[Start of Dataset content]

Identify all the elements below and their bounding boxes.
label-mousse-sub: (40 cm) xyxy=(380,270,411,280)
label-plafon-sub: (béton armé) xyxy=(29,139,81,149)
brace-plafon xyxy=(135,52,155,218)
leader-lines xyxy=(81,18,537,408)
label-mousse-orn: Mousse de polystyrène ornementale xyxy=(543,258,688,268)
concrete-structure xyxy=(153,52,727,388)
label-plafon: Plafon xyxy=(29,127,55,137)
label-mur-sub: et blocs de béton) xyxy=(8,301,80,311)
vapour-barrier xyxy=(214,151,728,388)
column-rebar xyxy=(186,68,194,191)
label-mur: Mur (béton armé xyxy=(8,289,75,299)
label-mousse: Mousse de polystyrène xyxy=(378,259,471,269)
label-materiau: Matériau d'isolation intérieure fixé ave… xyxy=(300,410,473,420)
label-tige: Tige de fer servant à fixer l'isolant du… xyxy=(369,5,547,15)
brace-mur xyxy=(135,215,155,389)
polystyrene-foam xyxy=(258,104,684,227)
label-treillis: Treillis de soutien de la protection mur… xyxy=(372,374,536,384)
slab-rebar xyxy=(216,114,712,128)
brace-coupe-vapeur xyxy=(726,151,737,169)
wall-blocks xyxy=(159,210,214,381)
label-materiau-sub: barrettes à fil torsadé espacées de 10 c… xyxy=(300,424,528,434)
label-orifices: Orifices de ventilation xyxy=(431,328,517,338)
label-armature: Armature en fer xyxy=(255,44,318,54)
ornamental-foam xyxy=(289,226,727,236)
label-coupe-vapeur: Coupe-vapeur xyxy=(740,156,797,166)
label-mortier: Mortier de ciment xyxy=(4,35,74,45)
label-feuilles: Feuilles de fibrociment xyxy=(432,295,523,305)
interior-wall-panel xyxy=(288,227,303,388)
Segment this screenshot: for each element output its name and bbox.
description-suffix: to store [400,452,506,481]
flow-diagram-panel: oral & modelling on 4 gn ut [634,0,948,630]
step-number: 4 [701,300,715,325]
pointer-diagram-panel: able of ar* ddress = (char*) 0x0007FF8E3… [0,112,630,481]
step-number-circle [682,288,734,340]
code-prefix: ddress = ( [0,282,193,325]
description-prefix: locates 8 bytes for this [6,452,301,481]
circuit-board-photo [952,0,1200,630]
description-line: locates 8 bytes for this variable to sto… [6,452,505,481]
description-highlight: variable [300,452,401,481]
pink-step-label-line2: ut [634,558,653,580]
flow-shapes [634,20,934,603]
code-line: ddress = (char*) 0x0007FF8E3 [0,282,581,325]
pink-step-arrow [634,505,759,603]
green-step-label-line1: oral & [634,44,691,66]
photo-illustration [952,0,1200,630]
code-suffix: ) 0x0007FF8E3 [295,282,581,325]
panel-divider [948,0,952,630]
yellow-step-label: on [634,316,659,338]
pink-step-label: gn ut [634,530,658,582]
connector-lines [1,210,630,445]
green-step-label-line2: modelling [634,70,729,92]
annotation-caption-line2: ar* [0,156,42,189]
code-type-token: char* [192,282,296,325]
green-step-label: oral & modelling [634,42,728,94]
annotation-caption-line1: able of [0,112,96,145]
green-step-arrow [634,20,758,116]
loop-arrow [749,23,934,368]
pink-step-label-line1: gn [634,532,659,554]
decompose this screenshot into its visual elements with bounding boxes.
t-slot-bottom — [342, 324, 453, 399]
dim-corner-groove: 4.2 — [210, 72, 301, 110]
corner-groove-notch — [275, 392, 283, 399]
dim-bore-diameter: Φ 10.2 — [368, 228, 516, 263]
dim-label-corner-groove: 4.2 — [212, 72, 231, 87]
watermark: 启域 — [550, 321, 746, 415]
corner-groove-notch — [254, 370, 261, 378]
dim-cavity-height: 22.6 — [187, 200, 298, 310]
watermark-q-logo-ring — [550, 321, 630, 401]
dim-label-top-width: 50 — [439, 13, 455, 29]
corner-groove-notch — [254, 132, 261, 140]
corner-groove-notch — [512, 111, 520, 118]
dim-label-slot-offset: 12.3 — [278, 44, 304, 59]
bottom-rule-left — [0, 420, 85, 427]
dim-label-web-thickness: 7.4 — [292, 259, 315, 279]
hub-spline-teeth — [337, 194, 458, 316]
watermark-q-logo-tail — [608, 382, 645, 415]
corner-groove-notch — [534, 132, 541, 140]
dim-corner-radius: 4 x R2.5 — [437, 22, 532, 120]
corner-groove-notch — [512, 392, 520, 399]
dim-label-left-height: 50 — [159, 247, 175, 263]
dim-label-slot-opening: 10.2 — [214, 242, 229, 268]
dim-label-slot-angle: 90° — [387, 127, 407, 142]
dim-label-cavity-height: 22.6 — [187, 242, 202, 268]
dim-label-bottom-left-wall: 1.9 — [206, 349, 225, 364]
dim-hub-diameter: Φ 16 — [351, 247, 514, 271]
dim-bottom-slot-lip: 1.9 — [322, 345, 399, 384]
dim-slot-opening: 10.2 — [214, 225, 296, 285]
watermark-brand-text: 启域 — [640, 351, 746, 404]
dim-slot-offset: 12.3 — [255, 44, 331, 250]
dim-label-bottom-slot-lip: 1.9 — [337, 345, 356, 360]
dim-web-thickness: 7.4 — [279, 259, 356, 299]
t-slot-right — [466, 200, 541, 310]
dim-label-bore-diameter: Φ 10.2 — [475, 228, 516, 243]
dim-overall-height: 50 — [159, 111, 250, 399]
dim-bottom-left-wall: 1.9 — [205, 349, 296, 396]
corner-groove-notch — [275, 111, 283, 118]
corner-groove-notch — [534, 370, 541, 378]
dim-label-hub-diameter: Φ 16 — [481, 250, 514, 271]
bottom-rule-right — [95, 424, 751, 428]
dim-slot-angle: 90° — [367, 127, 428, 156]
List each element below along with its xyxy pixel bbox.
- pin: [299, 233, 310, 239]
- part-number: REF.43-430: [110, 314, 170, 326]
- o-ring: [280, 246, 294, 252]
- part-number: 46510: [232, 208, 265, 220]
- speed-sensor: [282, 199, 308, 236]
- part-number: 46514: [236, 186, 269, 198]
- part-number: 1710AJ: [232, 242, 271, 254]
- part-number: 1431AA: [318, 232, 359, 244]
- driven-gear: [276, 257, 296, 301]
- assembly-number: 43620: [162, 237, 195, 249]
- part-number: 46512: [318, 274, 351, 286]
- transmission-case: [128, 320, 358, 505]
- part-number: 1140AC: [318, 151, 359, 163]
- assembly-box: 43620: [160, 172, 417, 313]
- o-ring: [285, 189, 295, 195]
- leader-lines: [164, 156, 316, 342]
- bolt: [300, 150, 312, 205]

[End of Dataset content]

Your task >>
Please reproduce all of the material above, line for line and without any change.

Solution below >>
Identify all the elements below and their bounding boxes.
label-mousse-sub: (40 cm) xyxy=(380,270,411,280)
label-plafon-sub: (béton armé) xyxy=(29,139,81,149)
brace-plafon xyxy=(135,52,155,218)
leader-lines xyxy=(81,18,537,408)
label-mousse-orn: Mousse de polystyrène ornementale xyxy=(543,258,688,268)
concrete-structure xyxy=(153,52,727,388)
label-plafon: Plafon xyxy=(29,127,55,137)
label-mur-sub: et blocs de béton) xyxy=(8,301,80,311)
vapour-barrier xyxy=(214,151,728,388)
column-rebar xyxy=(186,68,194,191)
label-mur: Mur (béton armé xyxy=(8,289,75,299)
label-mousse: Mousse de polystyrène xyxy=(378,259,471,269)
label-materiau: Matériau d'isolation intérieure fixé ave… xyxy=(300,410,473,420)
label-tige: Tige de fer servant à fixer l'isolant du… xyxy=(369,5,547,15)
brace-mur xyxy=(135,215,155,389)
polystyrene-foam xyxy=(258,104,684,227)
label-treillis: Treillis de soutien de la protection mur… xyxy=(372,374,536,384)
slab-rebar xyxy=(216,114,712,128)
brace-coupe-vapeur xyxy=(726,151,737,169)
wall-blocks xyxy=(159,210,214,381)
label-materiau-sub: barrettes à fil torsadé espacées de 10 c… xyxy=(300,424,528,434)
label-orifices: Orifices de ventilation xyxy=(431,328,517,338)
label-armature: Armature en fer xyxy=(255,44,318,54)
ornamental-foam xyxy=(289,226,727,236)
label-coupe-vapeur: Coupe-vapeur xyxy=(740,156,797,166)
label-mortier: Mortier de ciment xyxy=(4,35,74,45)
label-feuilles: Feuilles de fibrociment xyxy=(432,295,523,305)
interior-wall-panel xyxy=(288,227,303,388)
Segment this screenshot: for each element output its name and bbox.
description-suffix: to store [400,452,506,481]
flow-diagram-panel: oral & modelling on 4 gn ut [634,0,948,630]
step-number: 4 [701,300,715,325]
pointer-diagram-panel: able of ar* ddress = (char*) 0x0007FF8E3… [0,112,630,481]
step-number-circle [682,288,734,340]
code-prefix: ddress = ( [0,282,193,325]
description-prefix: locates 8 bytes for this [6,452,301,481]
circuit-board-photo [952,0,1200,630]
description-line: locates 8 bytes for this variable to sto… [6,452,505,481]
description-highlight: variable [300,452,401,481]
pink-step-label-line2: ut [634,558,653,580]
flow-shapes [634,20,934,603]
code-line: ddress = (char*) 0x0007FF8E3 [0,282,581,325]
pink-step-arrow [634,505,759,603]
green-step-label-line1: oral & [634,44,691,66]
photo-illustration [952,0,1200,630]
code-suffix: ) 0x0007FF8E3 [295,282,581,325]
panel-divider [948,0,952,630]
yellow-step-label: on [634,316,659,338]
pink-step-label: gn ut [634,530,658,582]
connector-lines [1,210,630,445]
green-step-label-line2: modelling [634,70,729,92]
annotation-caption-line2: ar* [0,156,42,189]
code-type-token: char* [192,282,296,325]
green-step-label: oral & modelling [634,42,728,94]
annotation-caption-line1: able of [0,112,96,145]
green-step-arrow [634,20,758,116]
loop-arrow [749,23,934,368]
pink-step-label-line1: gn [634,532,659,554]
decompose this screenshot into its visual elements with bounding boxes.
t-slot-bottom — [342, 324, 453, 399]
dim-corner-groove: 4.2 — [210, 72, 301, 110]
corner-groove-notch — [275, 392, 283, 399]
dim-bore-diameter: Φ 10.2 — [368, 228, 516, 263]
dim-label-corner-groove: 4.2 — [212, 72, 231, 87]
watermark: 启域 — [550, 321, 746, 415]
corner-groove-notch — [254, 370, 261, 378]
dim-cavity-height: 22.6 — [187, 200, 298, 310]
watermark-q-logo-ring — [550, 321, 630, 401]
dim-label-top-width: 50 — [439, 13, 455, 29]
corner-groove-notch — [254, 132, 261, 140]
corner-groove-notch — [512, 111, 520, 118]
dim-label-slot-offset: 12.3 — [278, 44, 304, 59]
bottom-rule-left — [0, 420, 85, 427]
dim-label-web-thickness: 7.4 — [292, 259, 315, 279]
hub-spline-teeth — [337, 194, 458, 316]
watermark-q-logo-tail — [608, 382, 645, 415]
corner-groove-notch — [534, 132, 541, 140]
dim-corner-radius: 4 x R2.5 — [437, 22, 532, 120]
corner-groove-notch — [512, 392, 520, 399]
dim-label-left-height: 50 — [159, 247, 175, 263]
dim-label-slot-opening: 10.2 — [214, 242, 229, 268]
dim-label-slot-angle: 90° — [387, 127, 407, 142]
dim-label-cavity-height: 22.6 — [187, 242, 202, 268]
dim-label-bottom-left-wall: 1.9 — [206, 349, 225, 364]
dim-hub-diameter: Φ 16 — [351, 247, 514, 271]
dim-bottom-slot-lip: 1.9 — [322, 345, 399, 384]
dim-slot-opening: 10.2 — [214, 225, 296, 285]
watermark-brand-text: 启域 — [640, 351, 746, 404]
dim-slot-offset: 12.3 — [255, 44, 331, 250]
dim-label-bottom-slot-lip: 1.9 — [337, 345, 356, 360]
dim-web-thickness: 7.4 — [279, 259, 356, 299]
t-slot-right — [466, 200, 541, 310]
dim-label-bore-diameter: Φ 10.2 — [475, 228, 516, 243]
dim-overall-height: 50 — [159, 111, 250, 399]
dim-bottom-left-wall: 1.9 — [205, 349, 296, 396]
corner-groove-notch — [275, 111, 283, 118]
corner-groove-notch — [534, 370, 541, 378]
dim-label-hub-diameter: Φ 16 — [481, 250, 514, 271]
bottom-rule-right — [95, 424, 751, 428]
dim-slot-angle: 90° — [367, 127, 428, 156]
List each element below along with its xyxy pixel bbox.
- pin: [299, 233, 310, 239]
- part-number: REF.43-430: [110, 314, 170, 326]
- o-ring: [280, 246, 294, 252]
- part-number: 46510: [232, 208, 265, 220]
- speed-sensor: [282, 199, 308, 236]
- part-number: 46514: [236, 186, 269, 198]
- part-number: 1710AJ: [232, 242, 271, 254]
- part-number: 1431AA: [318, 232, 359, 244]
- driven-gear: [276, 257, 296, 301]
- assembly-number: 43620: [162, 237, 195, 249]
- part-number: 46512: [318, 274, 351, 286]
- transmission-case: [128, 320, 358, 505]
- part-number: 1140AC: [318, 151, 359, 163]
- assembly-box: 43620: [160, 172, 417, 313]
- o-ring: [285, 189, 295, 195]
- leader-lines: [164, 156, 316, 342]
- bolt: [300, 150, 312, 205]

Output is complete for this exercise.